What you are asked to do:
For each line below that contains the string "cell", copy that line.

Provided data:
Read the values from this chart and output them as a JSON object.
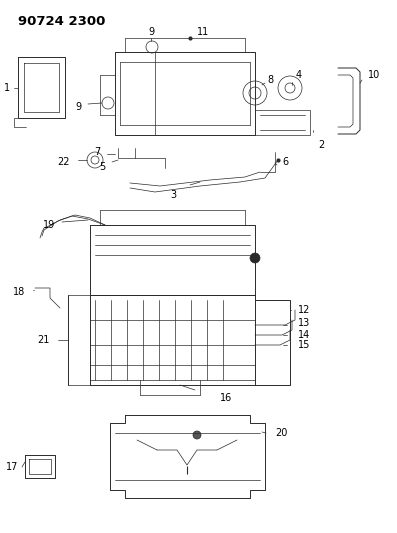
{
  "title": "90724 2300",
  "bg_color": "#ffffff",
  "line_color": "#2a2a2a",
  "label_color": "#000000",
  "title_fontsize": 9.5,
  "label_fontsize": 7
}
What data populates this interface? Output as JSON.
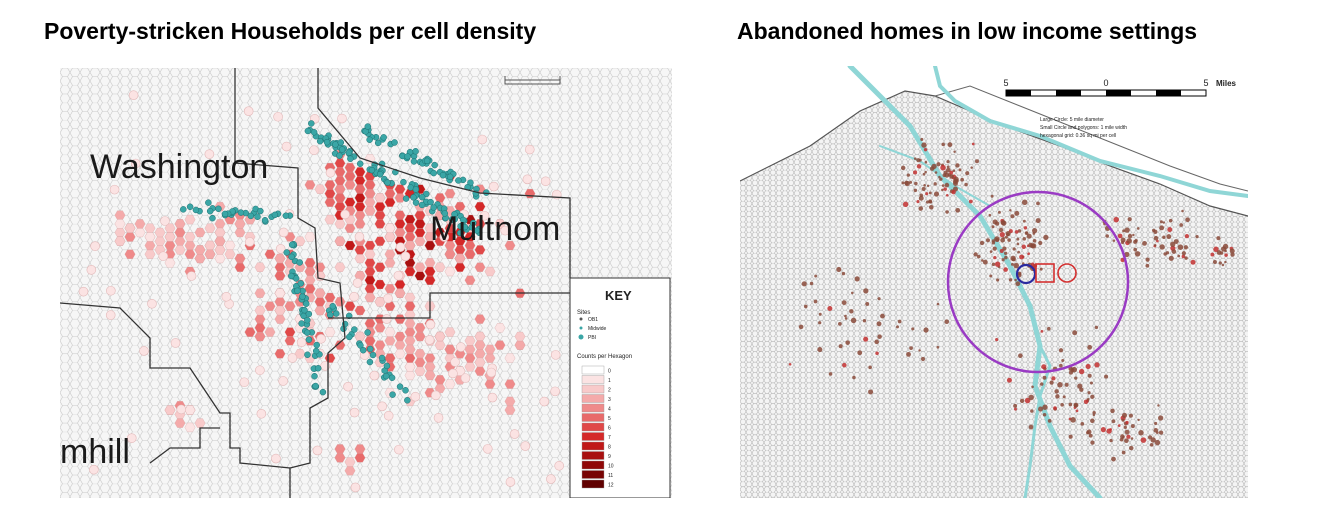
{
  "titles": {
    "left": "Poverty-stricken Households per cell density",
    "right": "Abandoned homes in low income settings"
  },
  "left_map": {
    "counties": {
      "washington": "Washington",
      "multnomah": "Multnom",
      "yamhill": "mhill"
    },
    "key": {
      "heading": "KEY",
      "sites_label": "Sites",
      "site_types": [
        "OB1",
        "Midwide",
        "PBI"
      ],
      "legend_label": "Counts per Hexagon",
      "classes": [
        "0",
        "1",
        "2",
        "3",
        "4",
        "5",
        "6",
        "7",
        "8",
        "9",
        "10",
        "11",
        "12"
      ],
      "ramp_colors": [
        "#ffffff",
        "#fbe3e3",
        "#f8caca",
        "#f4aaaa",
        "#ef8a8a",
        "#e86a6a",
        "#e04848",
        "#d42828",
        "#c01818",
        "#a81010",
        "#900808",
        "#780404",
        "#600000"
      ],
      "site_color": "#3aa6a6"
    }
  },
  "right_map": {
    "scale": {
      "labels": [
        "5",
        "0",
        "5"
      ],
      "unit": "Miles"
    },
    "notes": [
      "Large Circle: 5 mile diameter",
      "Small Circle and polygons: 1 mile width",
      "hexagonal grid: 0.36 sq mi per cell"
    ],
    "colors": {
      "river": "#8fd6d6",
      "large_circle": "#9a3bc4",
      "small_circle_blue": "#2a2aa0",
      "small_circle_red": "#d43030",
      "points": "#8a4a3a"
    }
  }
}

...

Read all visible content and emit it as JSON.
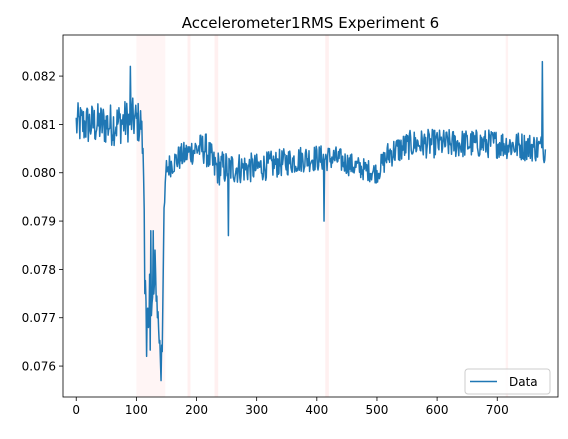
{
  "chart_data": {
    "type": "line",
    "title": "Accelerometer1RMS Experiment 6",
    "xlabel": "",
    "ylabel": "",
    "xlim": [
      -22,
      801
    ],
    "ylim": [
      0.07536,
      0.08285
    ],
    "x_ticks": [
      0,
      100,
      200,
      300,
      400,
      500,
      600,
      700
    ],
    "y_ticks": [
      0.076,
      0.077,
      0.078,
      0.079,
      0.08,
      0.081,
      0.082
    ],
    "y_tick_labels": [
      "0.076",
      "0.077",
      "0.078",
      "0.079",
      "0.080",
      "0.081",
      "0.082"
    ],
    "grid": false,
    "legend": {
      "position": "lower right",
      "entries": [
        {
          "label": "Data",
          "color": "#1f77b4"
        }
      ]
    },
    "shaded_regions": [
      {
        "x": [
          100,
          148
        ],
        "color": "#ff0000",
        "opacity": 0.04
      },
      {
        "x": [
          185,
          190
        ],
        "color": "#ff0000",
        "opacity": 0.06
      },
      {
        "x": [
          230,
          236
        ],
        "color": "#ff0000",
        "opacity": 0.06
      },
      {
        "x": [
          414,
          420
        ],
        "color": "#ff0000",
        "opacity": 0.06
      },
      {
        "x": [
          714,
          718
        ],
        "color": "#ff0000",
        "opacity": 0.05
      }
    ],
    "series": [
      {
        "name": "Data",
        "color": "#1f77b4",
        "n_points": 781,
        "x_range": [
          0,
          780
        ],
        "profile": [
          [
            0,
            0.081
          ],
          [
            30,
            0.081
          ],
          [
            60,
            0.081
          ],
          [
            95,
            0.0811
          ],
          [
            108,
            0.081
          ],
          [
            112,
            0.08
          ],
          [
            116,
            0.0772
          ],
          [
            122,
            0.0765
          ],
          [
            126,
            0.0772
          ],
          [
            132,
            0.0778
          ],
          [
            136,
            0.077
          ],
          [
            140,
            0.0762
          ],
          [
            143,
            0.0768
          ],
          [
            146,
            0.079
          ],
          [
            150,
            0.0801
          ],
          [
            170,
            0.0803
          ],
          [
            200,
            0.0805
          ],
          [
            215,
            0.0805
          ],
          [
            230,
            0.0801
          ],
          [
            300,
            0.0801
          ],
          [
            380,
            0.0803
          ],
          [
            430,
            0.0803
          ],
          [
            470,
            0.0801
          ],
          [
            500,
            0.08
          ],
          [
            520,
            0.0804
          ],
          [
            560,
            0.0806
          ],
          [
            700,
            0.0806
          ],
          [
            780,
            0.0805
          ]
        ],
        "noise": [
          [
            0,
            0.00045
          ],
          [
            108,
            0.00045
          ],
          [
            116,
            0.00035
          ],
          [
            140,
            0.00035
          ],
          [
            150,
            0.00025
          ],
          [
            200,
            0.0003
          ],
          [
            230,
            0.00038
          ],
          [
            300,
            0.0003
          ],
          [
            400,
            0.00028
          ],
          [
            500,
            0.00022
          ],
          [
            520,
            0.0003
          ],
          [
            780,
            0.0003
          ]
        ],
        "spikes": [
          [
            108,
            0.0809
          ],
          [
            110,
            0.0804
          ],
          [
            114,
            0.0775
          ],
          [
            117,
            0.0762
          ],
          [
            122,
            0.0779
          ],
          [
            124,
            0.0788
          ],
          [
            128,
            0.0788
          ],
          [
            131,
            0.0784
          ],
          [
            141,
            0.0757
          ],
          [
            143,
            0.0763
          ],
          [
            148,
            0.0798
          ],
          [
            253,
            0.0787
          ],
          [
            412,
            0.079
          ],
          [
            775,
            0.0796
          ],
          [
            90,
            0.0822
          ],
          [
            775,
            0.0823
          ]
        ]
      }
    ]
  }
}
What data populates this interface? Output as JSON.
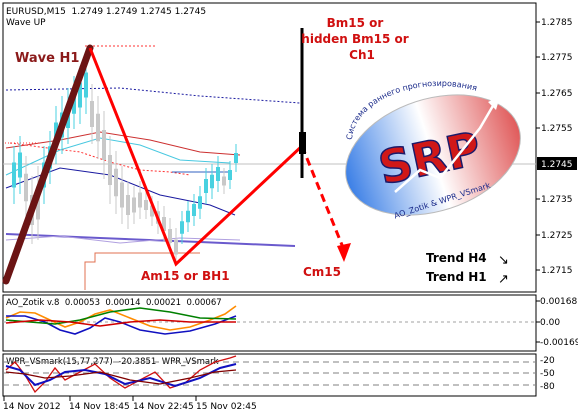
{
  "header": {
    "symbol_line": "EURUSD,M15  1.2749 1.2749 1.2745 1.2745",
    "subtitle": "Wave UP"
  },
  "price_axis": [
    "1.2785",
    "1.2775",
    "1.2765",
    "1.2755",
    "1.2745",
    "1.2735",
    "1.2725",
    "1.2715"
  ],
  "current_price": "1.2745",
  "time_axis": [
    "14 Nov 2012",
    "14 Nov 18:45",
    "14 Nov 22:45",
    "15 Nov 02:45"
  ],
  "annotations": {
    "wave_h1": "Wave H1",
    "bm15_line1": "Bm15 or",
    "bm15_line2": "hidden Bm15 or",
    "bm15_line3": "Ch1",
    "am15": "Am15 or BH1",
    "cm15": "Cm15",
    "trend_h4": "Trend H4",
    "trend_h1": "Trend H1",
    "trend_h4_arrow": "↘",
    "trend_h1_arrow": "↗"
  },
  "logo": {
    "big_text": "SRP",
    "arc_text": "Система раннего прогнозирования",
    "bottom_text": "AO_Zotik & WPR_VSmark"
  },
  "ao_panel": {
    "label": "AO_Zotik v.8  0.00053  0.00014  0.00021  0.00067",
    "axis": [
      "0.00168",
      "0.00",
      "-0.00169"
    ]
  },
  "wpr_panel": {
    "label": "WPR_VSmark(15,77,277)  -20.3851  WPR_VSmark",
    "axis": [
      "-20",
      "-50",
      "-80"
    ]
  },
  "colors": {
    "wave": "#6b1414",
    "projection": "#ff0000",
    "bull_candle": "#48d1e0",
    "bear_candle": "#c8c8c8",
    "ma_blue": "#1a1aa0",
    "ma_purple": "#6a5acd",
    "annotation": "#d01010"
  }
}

Result of the task:
    "left": "Poverty-stricken Households per cell density",
      "hexagonal grid: 0.36 sq mi per cell"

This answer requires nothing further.